Restate the whole listing word for word. Pictures are left out.
━━ Recorded data
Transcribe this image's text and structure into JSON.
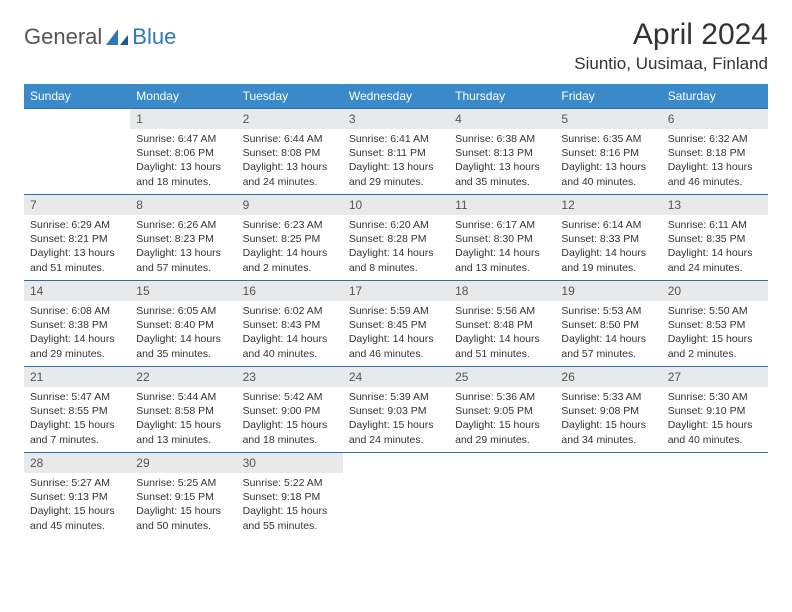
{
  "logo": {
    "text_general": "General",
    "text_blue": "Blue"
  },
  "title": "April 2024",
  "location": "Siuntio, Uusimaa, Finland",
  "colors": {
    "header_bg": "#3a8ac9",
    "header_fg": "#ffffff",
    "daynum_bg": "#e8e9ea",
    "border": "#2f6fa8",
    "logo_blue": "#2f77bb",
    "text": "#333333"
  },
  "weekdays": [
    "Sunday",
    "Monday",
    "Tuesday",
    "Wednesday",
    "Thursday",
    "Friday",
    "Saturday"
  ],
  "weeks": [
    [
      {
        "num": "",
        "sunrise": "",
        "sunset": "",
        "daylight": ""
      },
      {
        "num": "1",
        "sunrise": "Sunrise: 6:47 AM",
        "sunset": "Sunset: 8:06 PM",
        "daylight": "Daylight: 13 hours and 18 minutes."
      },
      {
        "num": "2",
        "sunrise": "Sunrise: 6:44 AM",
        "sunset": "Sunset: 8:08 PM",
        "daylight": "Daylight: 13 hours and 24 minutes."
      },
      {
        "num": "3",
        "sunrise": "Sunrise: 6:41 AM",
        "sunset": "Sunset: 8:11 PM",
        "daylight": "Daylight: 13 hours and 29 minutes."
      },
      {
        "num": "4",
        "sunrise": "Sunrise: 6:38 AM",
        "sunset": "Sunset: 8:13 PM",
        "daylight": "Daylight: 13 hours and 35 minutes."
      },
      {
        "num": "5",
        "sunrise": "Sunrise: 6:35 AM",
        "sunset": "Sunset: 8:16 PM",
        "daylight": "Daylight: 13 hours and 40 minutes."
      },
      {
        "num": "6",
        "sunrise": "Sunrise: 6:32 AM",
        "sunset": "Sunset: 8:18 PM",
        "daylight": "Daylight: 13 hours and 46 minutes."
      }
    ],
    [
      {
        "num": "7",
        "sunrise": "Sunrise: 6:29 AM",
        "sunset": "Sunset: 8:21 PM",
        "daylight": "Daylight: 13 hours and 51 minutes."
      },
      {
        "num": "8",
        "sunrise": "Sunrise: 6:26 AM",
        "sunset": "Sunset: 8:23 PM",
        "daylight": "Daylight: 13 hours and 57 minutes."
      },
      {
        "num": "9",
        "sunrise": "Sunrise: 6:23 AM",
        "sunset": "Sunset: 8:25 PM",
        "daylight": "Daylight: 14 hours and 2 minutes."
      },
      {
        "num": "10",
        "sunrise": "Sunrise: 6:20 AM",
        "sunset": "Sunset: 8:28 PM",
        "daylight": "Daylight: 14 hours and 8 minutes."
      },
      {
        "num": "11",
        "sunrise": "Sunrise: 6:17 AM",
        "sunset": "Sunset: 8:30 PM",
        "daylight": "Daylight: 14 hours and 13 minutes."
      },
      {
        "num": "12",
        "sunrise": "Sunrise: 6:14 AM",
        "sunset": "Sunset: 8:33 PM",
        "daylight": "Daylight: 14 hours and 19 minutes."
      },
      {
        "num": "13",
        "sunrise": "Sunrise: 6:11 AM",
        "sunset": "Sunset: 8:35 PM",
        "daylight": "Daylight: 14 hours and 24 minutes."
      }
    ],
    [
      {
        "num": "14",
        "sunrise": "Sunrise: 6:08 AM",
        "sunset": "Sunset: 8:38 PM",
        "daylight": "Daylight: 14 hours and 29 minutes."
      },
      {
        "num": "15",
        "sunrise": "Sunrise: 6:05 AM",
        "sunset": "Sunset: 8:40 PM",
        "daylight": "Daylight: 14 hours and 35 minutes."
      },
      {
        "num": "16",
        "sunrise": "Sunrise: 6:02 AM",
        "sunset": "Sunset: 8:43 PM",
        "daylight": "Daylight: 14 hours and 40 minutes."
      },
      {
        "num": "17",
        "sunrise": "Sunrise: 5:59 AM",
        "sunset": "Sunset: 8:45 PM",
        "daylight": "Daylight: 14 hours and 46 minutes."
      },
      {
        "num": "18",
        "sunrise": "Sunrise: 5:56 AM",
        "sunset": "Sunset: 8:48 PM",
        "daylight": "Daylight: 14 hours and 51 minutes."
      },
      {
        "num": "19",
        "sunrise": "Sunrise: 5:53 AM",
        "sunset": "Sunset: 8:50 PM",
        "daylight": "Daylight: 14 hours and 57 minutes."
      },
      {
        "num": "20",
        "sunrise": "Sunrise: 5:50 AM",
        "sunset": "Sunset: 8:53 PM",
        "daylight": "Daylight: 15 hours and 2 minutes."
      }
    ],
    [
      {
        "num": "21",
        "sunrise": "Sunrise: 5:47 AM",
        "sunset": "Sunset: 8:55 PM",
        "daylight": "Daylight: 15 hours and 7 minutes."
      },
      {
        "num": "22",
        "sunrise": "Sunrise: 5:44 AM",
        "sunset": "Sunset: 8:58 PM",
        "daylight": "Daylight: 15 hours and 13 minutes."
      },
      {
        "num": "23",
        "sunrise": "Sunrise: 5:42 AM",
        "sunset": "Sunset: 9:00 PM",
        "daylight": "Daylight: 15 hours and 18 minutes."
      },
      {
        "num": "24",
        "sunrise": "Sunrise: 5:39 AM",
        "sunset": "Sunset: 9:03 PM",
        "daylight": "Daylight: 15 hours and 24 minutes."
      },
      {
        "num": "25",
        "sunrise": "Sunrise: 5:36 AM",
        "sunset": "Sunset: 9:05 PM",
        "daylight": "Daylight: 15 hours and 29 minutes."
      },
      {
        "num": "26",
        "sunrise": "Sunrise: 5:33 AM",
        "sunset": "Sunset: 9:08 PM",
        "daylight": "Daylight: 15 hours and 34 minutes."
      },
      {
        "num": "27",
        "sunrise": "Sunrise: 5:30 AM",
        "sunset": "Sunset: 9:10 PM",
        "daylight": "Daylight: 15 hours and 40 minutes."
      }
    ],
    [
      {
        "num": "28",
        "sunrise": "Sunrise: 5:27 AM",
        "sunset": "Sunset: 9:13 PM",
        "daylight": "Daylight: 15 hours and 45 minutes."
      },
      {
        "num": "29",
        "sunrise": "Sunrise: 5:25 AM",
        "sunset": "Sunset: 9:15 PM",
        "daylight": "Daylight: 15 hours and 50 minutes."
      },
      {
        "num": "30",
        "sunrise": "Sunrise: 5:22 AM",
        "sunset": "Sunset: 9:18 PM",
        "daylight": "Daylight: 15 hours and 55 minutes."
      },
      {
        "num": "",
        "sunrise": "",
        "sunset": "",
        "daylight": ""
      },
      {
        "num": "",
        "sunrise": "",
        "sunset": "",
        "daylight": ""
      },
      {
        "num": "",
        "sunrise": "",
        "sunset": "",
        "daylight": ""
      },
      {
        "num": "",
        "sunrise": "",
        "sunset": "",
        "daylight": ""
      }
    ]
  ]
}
━━━━
* Solved exercise:
Transcribe this image's text and structure into JSON.
{
  "logo": {
    "text_general": "General",
    "text_blue": "Blue"
  },
  "title": "April 2024",
  "location": "Siuntio, Uusimaa, Finland",
  "colors": {
    "header_bg": "#3a8ac9",
    "header_fg": "#ffffff",
    "daynum_bg": "#e8e9ea",
    "border": "#2f6fa8",
    "logo_blue": "#2f77bb",
    "text": "#333333"
  },
  "weekdays": [
    "Sunday",
    "Monday",
    "Tuesday",
    "Wednesday",
    "Thursday",
    "Friday",
    "Saturday"
  ],
  "weeks": [
    [
      {
        "num": "",
        "sunrise": "",
        "sunset": "",
        "daylight": ""
      },
      {
        "num": "1",
        "sunrise": "Sunrise: 6:47 AM",
        "sunset": "Sunset: 8:06 PM",
        "daylight": "Daylight: 13 hours and 18 minutes."
      },
      {
        "num": "2",
        "sunrise": "Sunrise: 6:44 AM",
        "sunset": "Sunset: 8:08 PM",
        "daylight": "Daylight: 13 hours and 24 minutes."
      },
      {
        "num": "3",
        "sunrise": "Sunrise: 6:41 AM",
        "sunset": "Sunset: 8:11 PM",
        "daylight": "Daylight: 13 hours and 29 minutes."
      },
      {
        "num": "4",
        "sunrise": "Sunrise: 6:38 AM",
        "sunset": "Sunset: 8:13 PM",
        "daylight": "Daylight: 13 hours and 35 minutes."
      },
      {
        "num": "5",
        "sunrise": "Sunrise: 6:35 AM",
        "sunset": "Sunset: 8:16 PM",
        "daylight": "Daylight: 13 hours and 40 minutes."
      },
      {
        "num": "6",
        "sunrise": "Sunrise: 6:32 AM",
        "sunset": "Sunset: 8:18 PM",
        "daylight": "Daylight: 13 hours and 46 minutes."
      }
    ],
    [
      {
        "num": "7",
        "sunrise": "Sunrise: 6:29 AM",
        "sunset": "Sunset: 8:21 PM",
        "daylight": "Daylight: 13 hours and 51 minutes."
      },
      {
        "num": "8",
        "sunrise": "Sunrise: 6:26 AM",
        "sunset": "Sunset: 8:23 PM",
        "daylight": "Daylight: 13 hours and 57 minutes."
      },
      {
        "num": "9",
        "sunrise": "Sunrise: 6:23 AM",
        "sunset": "Sunset: 8:25 PM",
        "daylight": "Daylight: 14 hours and 2 minutes."
      },
      {
        "num": "10",
        "sunrise": "Sunrise: 6:20 AM",
        "sunset": "Sunset: 8:28 PM",
        "daylight": "Daylight: 14 hours and 8 minutes."
      },
      {
        "num": "11",
        "sunrise": "Sunrise: 6:17 AM",
        "sunset": "Sunset: 8:30 PM",
        "daylight": "Daylight: 14 hours and 13 minutes."
      },
      {
        "num": "12",
        "sunrise": "Sunrise: 6:14 AM",
        "sunset": "Sunset: 8:33 PM",
        "daylight": "Daylight: 14 hours and 19 minutes."
      },
      {
        "num": "13",
        "sunrise": "Sunrise: 6:11 AM",
        "sunset": "Sunset: 8:35 PM",
        "daylight": "Daylight: 14 hours and 24 minutes."
      }
    ],
    [
      {
        "num": "14",
        "sunrise": "Sunrise: 6:08 AM",
        "sunset": "Sunset: 8:38 PM",
        "daylight": "Daylight: 14 hours and 29 minutes."
      },
      {
        "num": "15",
        "sunrise": "Sunrise: 6:05 AM",
        "sunset": "Sunset: 8:40 PM",
        "daylight": "Daylight: 14 hours and 35 minutes."
      },
      {
        "num": "16",
        "sunrise": "Sunrise: 6:02 AM",
        "sunset": "Sunset: 8:43 PM",
        "daylight": "Daylight: 14 hours and 40 minutes."
      },
      {
        "num": "17",
        "sunrise": "Sunrise: 5:59 AM",
        "sunset": "Sunset: 8:45 PM",
        "daylight": "Daylight: 14 hours and 46 minutes."
      },
      {
        "num": "18",
        "sunrise": "Sunrise: 5:56 AM",
        "sunset": "Sunset: 8:48 PM",
        "daylight": "Daylight: 14 hours and 51 minutes."
      },
      {
        "num": "19",
        "sunrise": "Sunrise: 5:53 AM",
        "sunset": "Sunset: 8:50 PM",
        "daylight": "Daylight: 14 hours and 57 minutes."
      },
      {
        "num": "20",
        "sunrise": "Sunrise: 5:50 AM",
        "sunset": "Sunset: 8:53 PM",
        "daylight": "Daylight: 15 hours and 2 minutes."
      }
    ],
    [
      {
        "num": "21",
        "sunrise": "Sunrise: 5:47 AM",
        "sunset": "Sunset: 8:55 PM",
        "daylight": "Daylight: 15 hours and 7 minutes."
      },
      {
        "num": "22",
        "sunrise": "Sunrise: 5:44 AM",
        "sunset": "Sunset: 8:58 PM",
        "daylight": "Daylight: 15 hours and 13 minutes."
      },
      {
        "num": "23",
        "sunrise": "Sunrise: 5:42 AM",
        "sunset": "Sunset: 9:00 PM",
        "daylight": "Daylight: 15 hours and 18 minutes."
      },
      {
        "num": "24",
        "sunrise": "Sunrise: 5:39 AM",
        "sunset": "Sunset: 9:03 PM",
        "daylight": "Daylight: 15 hours and 24 minutes."
      },
      {
        "num": "25",
        "sunrise": "Sunrise: 5:36 AM",
        "sunset": "Sunset: 9:05 PM",
        "daylight": "Daylight: 15 hours and 29 minutes."
      },
      {
        "num": "26",
        "sunrise": "Sunrise: 5:33 AM",
        "sunset": "Sunset: 9:08 PM",
        "daylight": "Daylight: 15 hours and 34 minutes."
      },
      {
        "num": "27",
        "sunrise": "Sunrise: 5:30 AM",
        "sunset": "Sunset: 9:10 PM",
        "daylight": "Daylight: 15 hours and 40 minutes."
      }
    ],
    [
      {
        "num": "28",
        "sunrise": "Sunrise: 5:27 AM",
        "sunset": "Sunset: 9:13 PM",
        "daylight": "Daylight: 15 hours and 45 minutes."
      },
      {
        "num": "29",
        "sunrise": "Sunrise: 5:25 AM",
        "sunset": "Sunset: 9:15 PM",
        "daylight": "Daylight: 15 hours and 50 minutes."
      },
      {
        "num": "30",
        "sunrise": "Sunrise: 5:22 AM",
        "sunset": "Sunset: 9:18 PM",
        "daylight": "Daylight: 15 hours and 55 minutes."
      },
      {
        "num": "",
        "sunrise": "",
        "sunset": "",
        "daylight": ""
      },
      {
        "num": "",
        "sunrise": "",
        "sunset": "",
        "daylight": ""
      },
      {
        "num": "",
        "sunrise": "",
        "sunset": "",
        "daylight": ""
      },
      {
        "num": "",
        "sunrise": "",
        "sunset": "",
        "daylight": ""
      }
    ]
  ]
}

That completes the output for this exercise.